__Provided passage__:

And I thought I’d consider making it a career. So I stayed on the domestic side.
I remember the fateful day. I was in Broadway National Bank in Bayonne, New Jersey.
I got a phone call from the office indicating that I had been reassigned to be an international
examiner. I said, “Why?” I was told that I volunteered. I said, “No I didn’t. Tell me when I
volunteered.” He said, “The first day you came on the job. We had a form that you filled out.
You checked that you’d work international.” I said, “Everybody checks the box. You want to be
like Mr. Eager Beaver guy? I’ll do whatever the agency wants me to do, but you can’t hold me
to that. He said, “Well, we are.”
Monday morning, I was told to report to Bob Malay, who I ended up learning a lot from.

__Collected material__:

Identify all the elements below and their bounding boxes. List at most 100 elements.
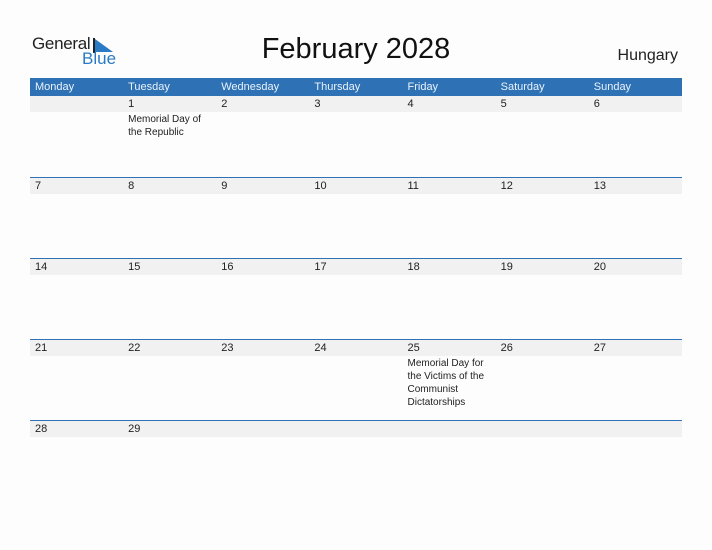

__Challenges__:
- 1) Name every place and institution mentioned in the bank examiner's recollection.
- 2) Continue the bank examiner's recollection of being reassigned to international work, starting after its last sentence.

__Exercise answers__:
- 1)
Broadway National Bank
Bayonne
New Jersey

- 2)
He had never been to college, but this man knew his business. I walked into this room in
Citibank and there were two examiners dueling with umbrellas in the corner. There was another
guy, very huge. He was lying on the heaters. He had his fingers interlaced. He was like the
Great Gilderserve, and he said, “Ooh, here comes the newbie.” There was another guy whistling
at 10 decibels above normal hearing range. Two people were in the back calling each other
names and throwing their leave slips around. I thought, “This is the slow slide out the door.”
Next I’ll be a trust examiner, then an EDP examiner, and then I’m gone.
The rule was that examiners always went to lunch at 11:30 a.m. I looked up at 11:30 a.m.
and realized that everyone was gone and no one had asked me to go to lunch. I thought, oh man,
this is not good. After lunch, I walked up to Mr. Malay and said, “Bob, I’ve only been here half
the day. You don’t know me very well, but would you help me get back into the domestic side?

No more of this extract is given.